Your instructions:
Leave out all pictures. Extract exactly the lines from the one containing "What's the underlying" through the end of the data.

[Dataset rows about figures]
##############################

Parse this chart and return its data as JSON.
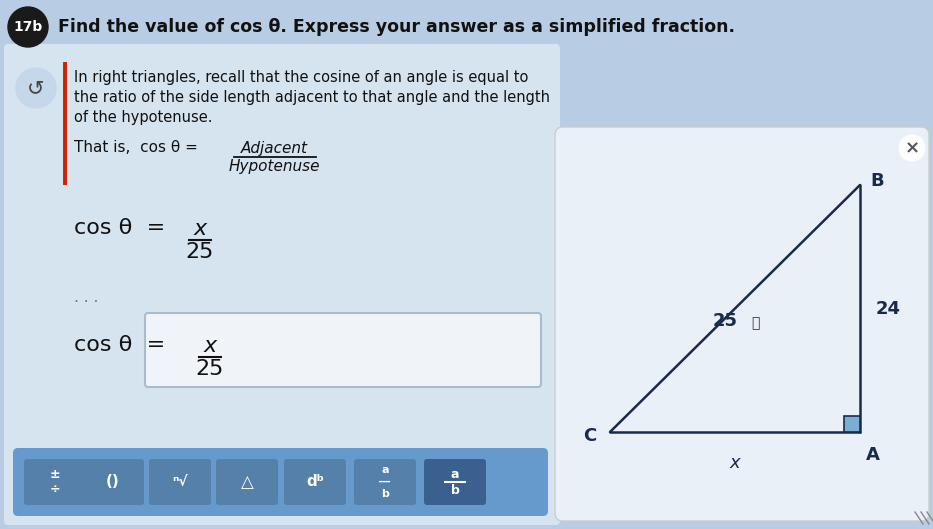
{
  "bg_color": "#b8cce4",
  "panel_bg": "#d6e4f0",
  "title_text": "Find the value of cos θ. Express your answer as a simplified fraction.",
  "badge_text": "17b",
  "badge_bg": "#1a1a1a",
  "badge_text_color": "#ffffff",
  "hint_lines": [
    "In right triangles, recall that the cosine of an angle is equal to",
    "the ratio of the side length adjacent to that angle and the length",
    "of the hypotenuse."
  ],
  "adj_text": "Adjacent",
  "hyp_text": "Hypotenuse",
  "line_color": "#1a2a4a",
  "label_color": "#1a2a4a",
  "right_angle_color": "#7aafd4",
  "toolbar_color": "#6699cc",
  "panel_border": "#c0d0e0"
}
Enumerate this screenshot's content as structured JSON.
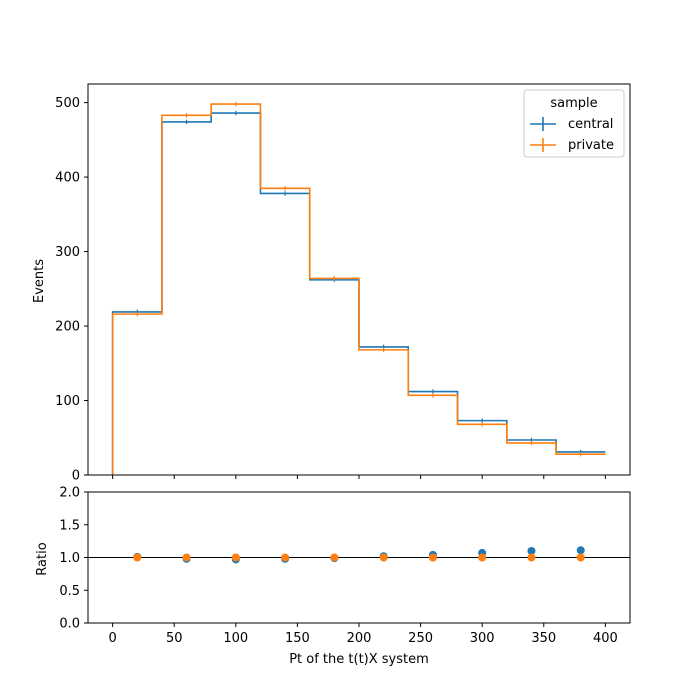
{
  "chart_data": [
    {
      "type": "step",
      "xlabel": "",
      "ylabel": "Events",
      "xlim": [
        -20,
        420
      ],
      "ylim": [
        0,
        525
      ],
      "xticks": [
        0,
        50,
        100,
        150,
        200,
        250,
        300,
        350,
        400
      ],
      "yticks": [
        0,
        100,
        200,
        300,
        400,
        500
      ],
      "bin_edges": [
        0,
        40,
        80,
        120,
        160,
        200,
        240,
        280,
        320,
        360,
        400
      ],
      "legend": {
        "title": "sample",
        "placement": "top-right"
      },
      "series": [
        {
          "name": "central",
          "color": "#1f77b4",
          "values": [
            219,
            474,
            486,
            378,
            262,
            172,
            112,
            73,
            47,
            31
          ],
          "errors": [
            3,
            3,
            3,
            3,
            3,
            3,
            3,
            3,
            3,
            3
          ]
        },
        {
          "name": "private",
          "color": "#ff7f0e",
          "values": [
            216,
            483,
            498,
            385,
            264,
            168,
            107,
            68,
            43,
            28
          ],
          "errors": [
            3,
            3,
            3,
            3,
            3,
            3,
            3,
            3,
            3,
            3
          ]
        }
      ]
    },
    {
      "type": "scatter",
      "xlabel": "Pt of the t(t)X system",
      "ylabel": "Ratio",
      "xlim": [
        -20,
        420
      ],
      "ylim": [
        0,
        2
      ],
      "xticks": [
        0,
        50,
        100,
        150,
        200,
        250,
        300,
        350,
        400
      ],
      "yticks": [
        0.0,
        0.5,
        1.0,
        1.5,
        2.0
      ],
      "reference_line": 1.0,
      "x": [
        20,
        60,
        100,
        140,
        180,
        220,
        260,
        300,
        340,
        380
      ],
      "series": [
        {
          "name": "central",
          "color": "#1f77b4",
          "values": [
            1.01,
            0.98,
            0.97,
            0.98,
            0.99,
            1.02,
            1.04,
            1.07,
            1.1,
            1.11
          ]
        },
        {
          "name": "private",
          "color": "#ff7f0e",
          "values": [
            1.0,
            1.0,
            1.0,
            1.0,
            1.0,
            1.0,
            1.0,
            1.0,
            1.0,
            1.0
          ]
        }
      ]
    }
  ]
}
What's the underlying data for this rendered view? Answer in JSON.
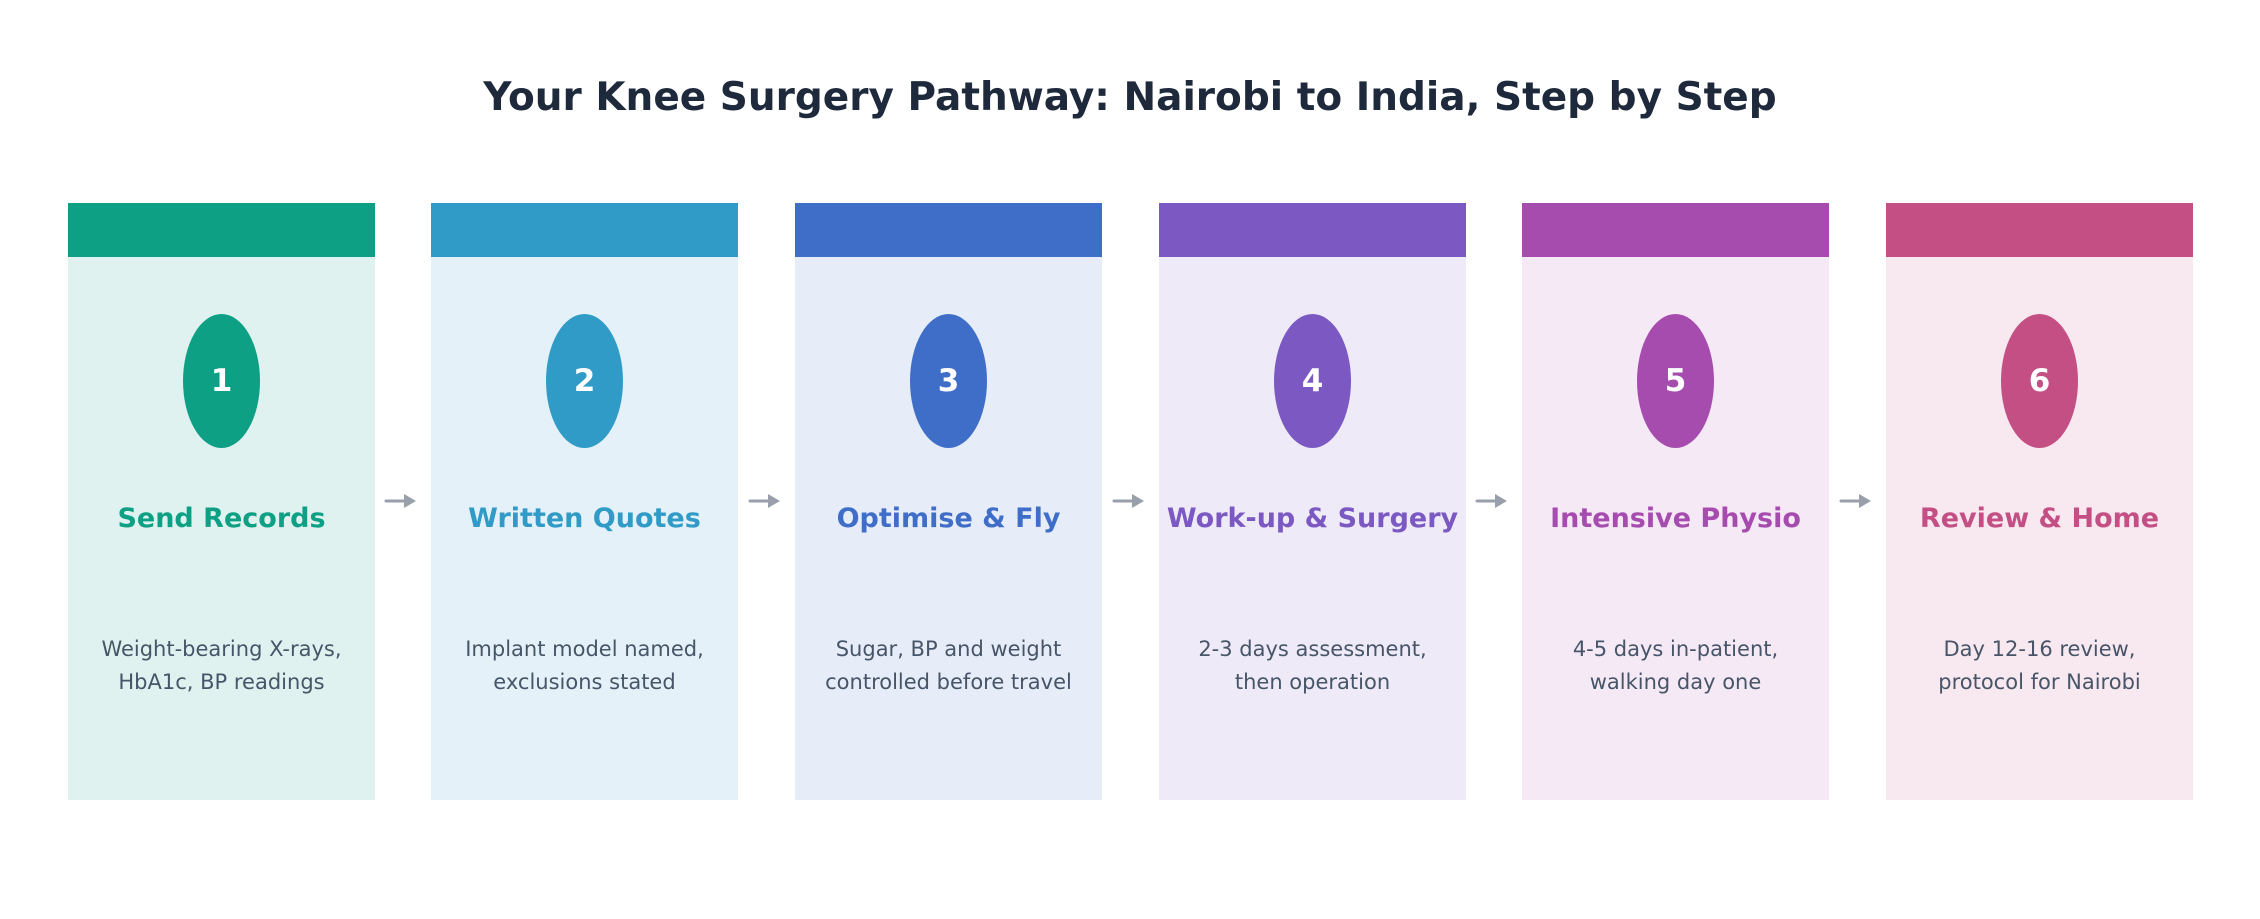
{
  "title": "Your Knee Surgery Pathway: Nairobi to India, Step by Step",
  "steps": [
    {
      "number": "1",
      "title": "Send Records",
      "desc_line1": "Weight-bearing X-rays,",
      "desc_line2": "HbA1c, BP readings",
      "accent": "#0ea085",
      "bg": "#e0f2ef"
    },
    {
      "number": "2",
      "title": "Written Quotes",
      "desc_line1": "Implant model named,",
      "desc_line2": "exclusions stated",
      "accent": "#2f9bc6",
      "bg": "#e4f1f8"
    },
    {
      "number": "3",
      "title": "Optimise & Fly",
      "desc_line1": "Sugar, BP and weight",
      "desc_line2": "controlled before travel",
      "accent": "#3f6ec8",
      "bg": "#e6ecf8"
    },
    {
      "number": "4",
      "title": "Work-up & Surgery",
      "desc_line1": "2-3 days assessment,",
      "desc_line2": "then operation",
      "accent": "#7b58c2",
      "bg": "#eeeaf8"
    },
    {
      "number": "5",
      "title": "Intensive Physio",
      "desc_line1": "4-5 days in-patient,",
      "desc_line2": "walking day one",
      "accent": "#a64caf",
      "bg": "#f5e9f6"
    },
    {
      "number": "6",
      "title": "Review & Home",
      "desc_line1": "Day 12-16 review,",
      "desc_line2": "protocol for Nairobi",
      "accent": "#c44f84",
      "bg": "#f8e8ef"
    }
  ],
  "arrow_color": "#9aa0ab"
}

##############################

Answer:
What's the underlying data for this rendered view? Answer in JSON.
{
  "title": "Your Knee Surgery Pathway: Nairobi to India, Step by Step",
  "steps": [
    {
      "number": "1",
      "title": "Send Records",
      "desc_line1": "Weight-bearing X-rays,",
      "desc_line2": "HbA1c, BP readings",
      "accent": "#0ea085",
      "bg": "#e0f2ef"
    },
    {
      "number": "2",
      "title": "Written Quotes",
      "desc_line1": "Implant model named,",
      "desc_line2": "exclusions stated",
      "accent": "#2f9bc6",
      "bg": "#e4f1f8"
    },
    {
      "number": "3",
      "title": "Optimise & Fly",
      "desc_line1": "Sugar, BP and weight",
      "desc_line2": "controlled before travel",
      "accent": "#3f6ec8",
      "bg": "#e6ecf8"
    },
    {
      "number": "4",
      "title": "Work-up & Surgery",
      "desc_line1": "2-3 days assessment,",
      "desc_line2": "then operation",
      "accent": "#7b58c2",
      "bg": "#eeeaf8"
    },
    {
      "number": "5",
      "title": "Intensive Physio",
      "desc_line1": "4-5 days in-patient,",
      "desc_line2": "walking day one",
      "accent": "#a64caf",
      "bg": "#f5e9f6"
    },
    {
      "number": "6",
      "title": "Review & Home",
      "desc_line1": "Day 12-16 review,",
      "desc_line2": "protocol for Nairobi",
      "accent": "#c44f84",
      "bg": "#f8e8ef"
    }
  ],
  "arrow_color": "#9aa0ab"
}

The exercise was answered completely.